# START OF TASK INPUT

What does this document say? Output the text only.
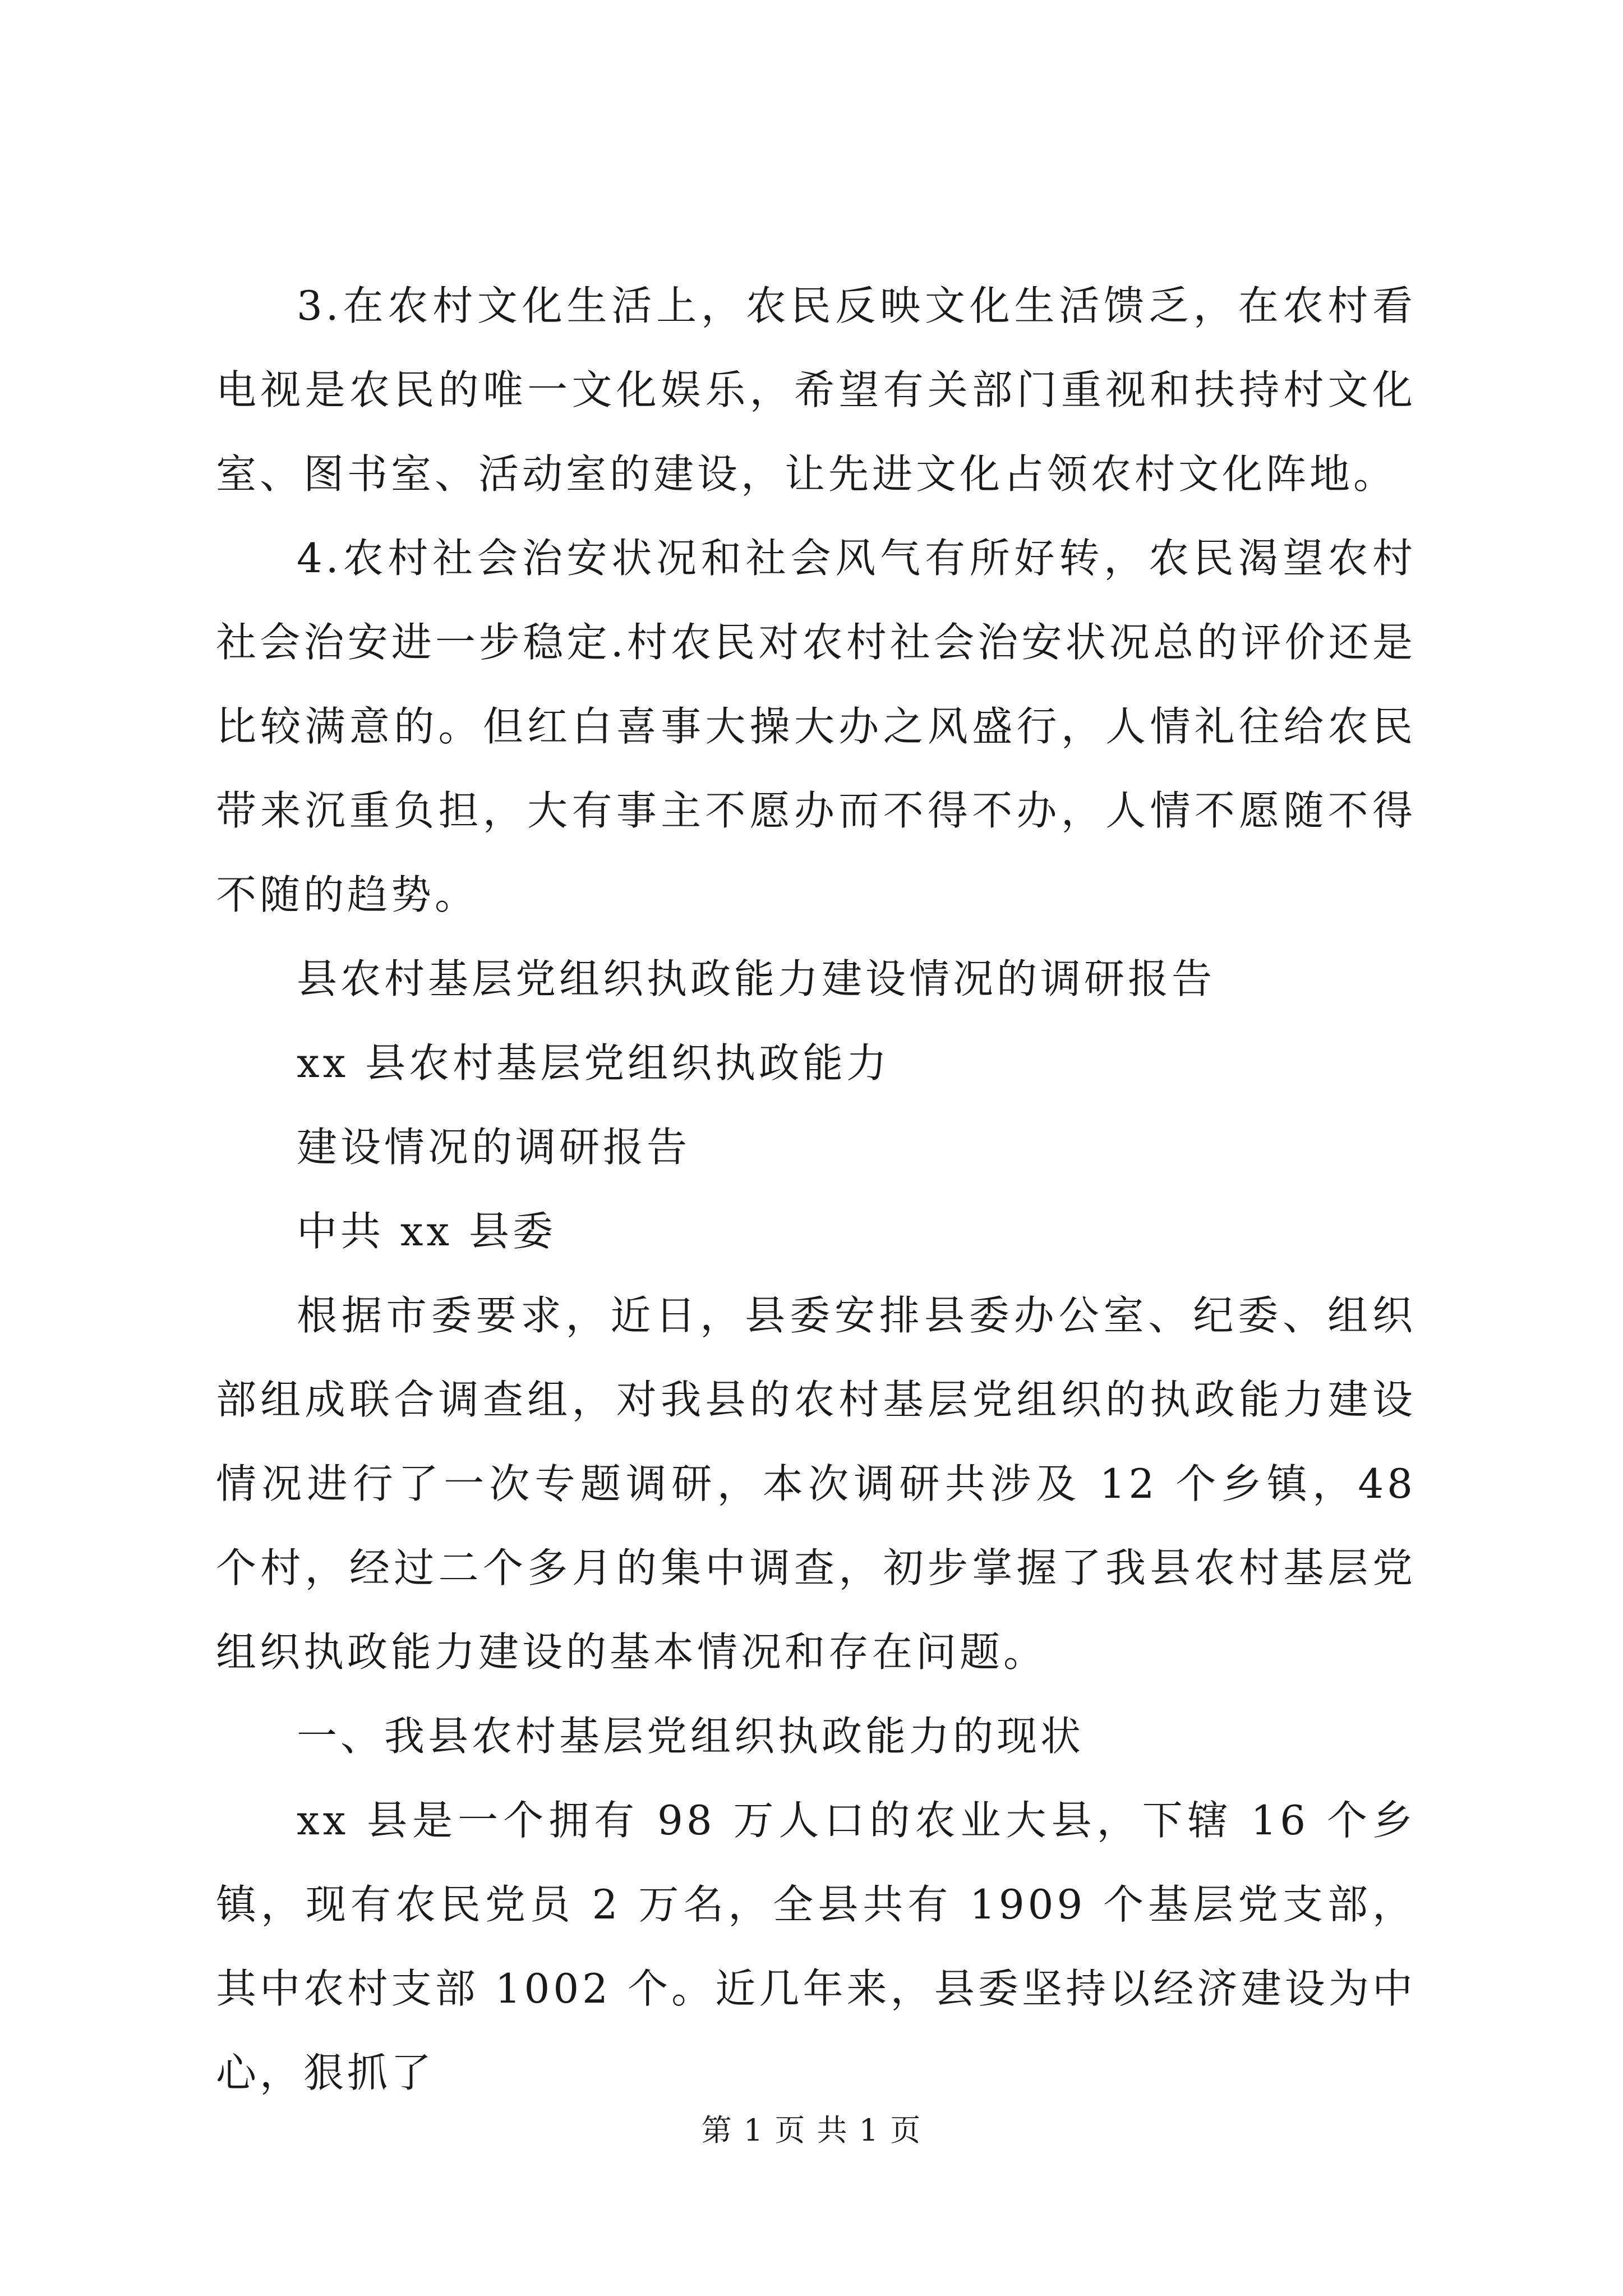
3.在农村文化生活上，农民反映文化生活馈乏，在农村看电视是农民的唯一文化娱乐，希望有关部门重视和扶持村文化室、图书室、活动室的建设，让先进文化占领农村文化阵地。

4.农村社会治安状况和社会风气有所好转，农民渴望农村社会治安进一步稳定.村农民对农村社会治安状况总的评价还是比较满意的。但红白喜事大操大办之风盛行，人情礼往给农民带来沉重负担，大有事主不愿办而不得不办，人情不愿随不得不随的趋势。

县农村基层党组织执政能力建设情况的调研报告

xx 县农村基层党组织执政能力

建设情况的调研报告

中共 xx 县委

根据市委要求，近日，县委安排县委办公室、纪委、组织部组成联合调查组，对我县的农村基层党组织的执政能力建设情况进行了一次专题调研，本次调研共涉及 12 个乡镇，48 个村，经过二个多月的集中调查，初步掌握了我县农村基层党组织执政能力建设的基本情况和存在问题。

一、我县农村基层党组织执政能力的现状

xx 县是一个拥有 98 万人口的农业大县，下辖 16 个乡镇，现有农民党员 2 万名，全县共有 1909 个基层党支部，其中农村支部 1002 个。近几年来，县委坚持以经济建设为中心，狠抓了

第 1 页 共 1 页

# END OF TASK INPUT

Pictures are to be left out; repeat all the remaining data exactly.

What does this document say? Output the text only.
3.在农村文化生活上，农民反映文化生活馈乏，在农村看电视是农民的唯一文化娱乐，希望有关部门重视和扶持村文化室、图书室、活动室的建设，让先进文化占领农村文化阵地。

4.农村社会治安状况和社会风气有所好转，农民渴望农村社会治安进一步稳定.村农民对农村社会治安状况总的评价还是比较满意的。但红白喜事大操大办之风盛行，人情礼往给农民带来沉重负担，大有事主不愿办而不得不办，人情不愿随不得不随的趋势。

县农村基层党组织执政能力建设情况的调研报告

xx 县农村基层党组织执政能力

建设情况的调研报告

中共 xx 县委

根据市委要求，近日，县委安排县委办公室、纪委、组织部组成联合调查组，对我县的农村基层党组织的执政能力建设情况进行了一次专题调研，本次调研共涉及 12 个乡镇，48 个村，经过二个多月的集中调查，初步掌握了我县农村基层党组织执政能力建设的基本情况和存在问题。

一、我县农村基层党组织执政能力的现状

xx 县是一个拥有 98 万人口的农业大县，下辖 16 个乡镇，现有农民党员 2 万名，全县共有 1909 个基层党支部，其中农村支部 1002 个。近几年来，县委坚持以经济建设为中心，狠抓了

第 1 页 共 1 页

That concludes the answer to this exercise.